Material
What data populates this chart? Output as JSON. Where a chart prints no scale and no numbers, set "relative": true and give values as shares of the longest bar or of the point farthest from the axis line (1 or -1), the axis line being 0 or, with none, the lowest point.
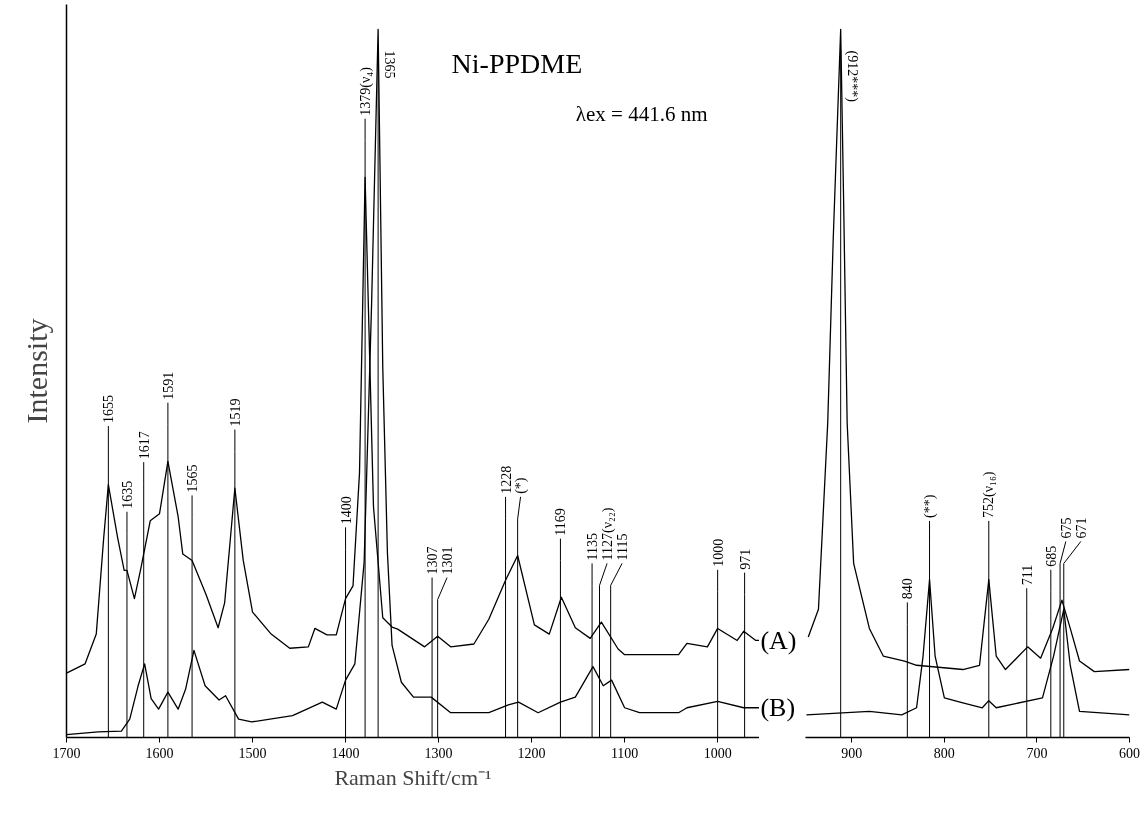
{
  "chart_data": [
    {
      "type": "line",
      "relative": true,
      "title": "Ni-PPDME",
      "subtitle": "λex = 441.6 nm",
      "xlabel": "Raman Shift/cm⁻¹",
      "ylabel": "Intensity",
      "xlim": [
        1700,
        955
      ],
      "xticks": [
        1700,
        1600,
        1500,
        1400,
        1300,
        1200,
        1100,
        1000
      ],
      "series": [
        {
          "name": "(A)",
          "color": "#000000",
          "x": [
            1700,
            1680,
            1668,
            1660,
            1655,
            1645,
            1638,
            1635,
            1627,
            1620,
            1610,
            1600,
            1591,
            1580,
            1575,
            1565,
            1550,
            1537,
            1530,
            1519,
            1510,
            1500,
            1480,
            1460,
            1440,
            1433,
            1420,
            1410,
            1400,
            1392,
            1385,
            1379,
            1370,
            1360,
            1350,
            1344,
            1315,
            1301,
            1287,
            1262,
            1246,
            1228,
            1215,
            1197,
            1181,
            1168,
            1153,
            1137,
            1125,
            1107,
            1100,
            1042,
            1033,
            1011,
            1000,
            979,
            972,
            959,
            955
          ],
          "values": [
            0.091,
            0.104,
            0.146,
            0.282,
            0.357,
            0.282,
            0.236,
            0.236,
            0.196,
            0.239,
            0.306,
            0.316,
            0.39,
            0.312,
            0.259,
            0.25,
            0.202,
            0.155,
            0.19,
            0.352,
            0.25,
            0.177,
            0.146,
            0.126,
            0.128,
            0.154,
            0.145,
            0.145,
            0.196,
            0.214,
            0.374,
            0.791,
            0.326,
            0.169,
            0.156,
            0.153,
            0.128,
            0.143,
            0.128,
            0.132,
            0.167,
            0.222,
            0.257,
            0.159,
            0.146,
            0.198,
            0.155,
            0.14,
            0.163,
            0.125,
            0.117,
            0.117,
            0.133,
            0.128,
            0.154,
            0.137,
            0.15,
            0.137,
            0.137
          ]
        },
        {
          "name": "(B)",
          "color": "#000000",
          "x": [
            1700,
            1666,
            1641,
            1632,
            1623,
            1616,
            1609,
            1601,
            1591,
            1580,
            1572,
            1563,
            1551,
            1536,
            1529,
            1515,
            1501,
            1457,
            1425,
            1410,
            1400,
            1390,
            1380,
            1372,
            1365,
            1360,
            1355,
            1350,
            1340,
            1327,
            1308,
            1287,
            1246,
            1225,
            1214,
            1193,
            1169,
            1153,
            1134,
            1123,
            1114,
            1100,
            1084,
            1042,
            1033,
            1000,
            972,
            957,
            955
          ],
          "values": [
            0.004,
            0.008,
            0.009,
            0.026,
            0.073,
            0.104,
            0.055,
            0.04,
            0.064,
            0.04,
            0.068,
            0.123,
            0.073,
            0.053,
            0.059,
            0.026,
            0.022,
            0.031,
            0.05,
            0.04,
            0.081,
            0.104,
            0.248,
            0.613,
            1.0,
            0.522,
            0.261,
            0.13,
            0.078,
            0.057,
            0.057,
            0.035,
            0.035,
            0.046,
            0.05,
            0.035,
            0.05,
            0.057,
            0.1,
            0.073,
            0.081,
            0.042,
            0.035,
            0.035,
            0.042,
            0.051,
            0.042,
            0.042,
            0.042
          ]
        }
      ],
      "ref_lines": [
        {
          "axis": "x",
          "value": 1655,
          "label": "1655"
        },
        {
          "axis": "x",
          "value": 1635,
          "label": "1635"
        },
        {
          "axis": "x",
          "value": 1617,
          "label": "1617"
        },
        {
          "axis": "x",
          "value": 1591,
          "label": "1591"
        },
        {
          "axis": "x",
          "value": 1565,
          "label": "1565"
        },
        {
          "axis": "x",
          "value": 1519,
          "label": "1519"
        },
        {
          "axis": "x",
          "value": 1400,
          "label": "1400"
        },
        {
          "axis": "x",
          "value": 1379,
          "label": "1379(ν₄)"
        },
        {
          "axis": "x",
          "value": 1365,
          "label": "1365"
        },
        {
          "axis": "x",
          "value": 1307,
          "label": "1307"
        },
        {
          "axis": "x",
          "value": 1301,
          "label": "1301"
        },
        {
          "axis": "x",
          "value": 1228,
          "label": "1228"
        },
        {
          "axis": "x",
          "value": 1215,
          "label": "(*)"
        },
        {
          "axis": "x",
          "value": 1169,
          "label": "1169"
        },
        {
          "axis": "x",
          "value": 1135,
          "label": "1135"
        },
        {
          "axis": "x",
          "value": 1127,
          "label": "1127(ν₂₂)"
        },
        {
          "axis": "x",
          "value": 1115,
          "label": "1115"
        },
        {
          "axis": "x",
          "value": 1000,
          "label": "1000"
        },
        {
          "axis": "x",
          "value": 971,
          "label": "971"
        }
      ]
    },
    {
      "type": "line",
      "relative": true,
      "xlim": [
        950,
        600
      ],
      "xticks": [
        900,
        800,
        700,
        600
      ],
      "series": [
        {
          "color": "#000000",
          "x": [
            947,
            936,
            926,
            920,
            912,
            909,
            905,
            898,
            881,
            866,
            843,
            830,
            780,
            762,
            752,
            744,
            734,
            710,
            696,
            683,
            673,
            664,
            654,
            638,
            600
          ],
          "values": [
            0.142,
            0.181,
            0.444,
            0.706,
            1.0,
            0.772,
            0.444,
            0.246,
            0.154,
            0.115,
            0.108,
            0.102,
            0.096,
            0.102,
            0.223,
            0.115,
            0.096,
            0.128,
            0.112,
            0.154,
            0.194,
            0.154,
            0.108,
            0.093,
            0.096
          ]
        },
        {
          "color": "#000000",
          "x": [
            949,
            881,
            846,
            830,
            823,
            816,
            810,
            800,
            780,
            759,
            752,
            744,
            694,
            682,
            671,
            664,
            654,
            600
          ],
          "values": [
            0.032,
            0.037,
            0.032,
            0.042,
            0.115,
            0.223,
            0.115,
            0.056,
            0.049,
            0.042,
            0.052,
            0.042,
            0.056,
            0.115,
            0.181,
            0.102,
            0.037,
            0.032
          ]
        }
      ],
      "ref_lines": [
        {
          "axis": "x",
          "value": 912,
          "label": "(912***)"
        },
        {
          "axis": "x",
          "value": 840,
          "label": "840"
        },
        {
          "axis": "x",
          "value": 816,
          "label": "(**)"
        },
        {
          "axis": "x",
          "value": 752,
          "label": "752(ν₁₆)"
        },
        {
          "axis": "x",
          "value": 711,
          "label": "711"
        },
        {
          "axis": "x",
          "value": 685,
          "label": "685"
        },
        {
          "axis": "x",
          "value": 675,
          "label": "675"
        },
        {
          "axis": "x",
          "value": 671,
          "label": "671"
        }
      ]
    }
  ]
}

...

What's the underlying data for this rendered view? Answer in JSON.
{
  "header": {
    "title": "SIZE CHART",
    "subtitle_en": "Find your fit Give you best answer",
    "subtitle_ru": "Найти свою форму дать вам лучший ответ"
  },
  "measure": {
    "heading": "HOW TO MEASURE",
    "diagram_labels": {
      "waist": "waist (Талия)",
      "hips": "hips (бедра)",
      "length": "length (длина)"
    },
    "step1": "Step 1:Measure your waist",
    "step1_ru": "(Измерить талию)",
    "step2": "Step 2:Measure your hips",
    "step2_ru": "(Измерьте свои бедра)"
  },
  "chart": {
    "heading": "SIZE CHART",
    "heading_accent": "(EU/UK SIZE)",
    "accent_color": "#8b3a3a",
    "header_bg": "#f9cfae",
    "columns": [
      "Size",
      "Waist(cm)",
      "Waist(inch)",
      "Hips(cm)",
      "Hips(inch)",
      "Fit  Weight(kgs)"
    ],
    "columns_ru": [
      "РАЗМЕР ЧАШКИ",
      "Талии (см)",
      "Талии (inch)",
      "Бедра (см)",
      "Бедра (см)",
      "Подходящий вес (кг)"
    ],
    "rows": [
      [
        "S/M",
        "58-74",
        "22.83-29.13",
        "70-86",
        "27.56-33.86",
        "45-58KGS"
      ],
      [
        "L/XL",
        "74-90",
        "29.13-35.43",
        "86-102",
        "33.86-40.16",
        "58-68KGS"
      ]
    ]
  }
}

The problem
For each line of the entries that includes "JSON", show that line.

The result
What data populates this chart? Output as JSON. Where a chart prints no scale and no numbers, set "relative": true and give values as shares of the longest bar or of the point farthest from the axis line (1 or -1), the axis line being 0 or, with none, the lowest point.
What's the underlying data for this rendered view? Answer in JSON.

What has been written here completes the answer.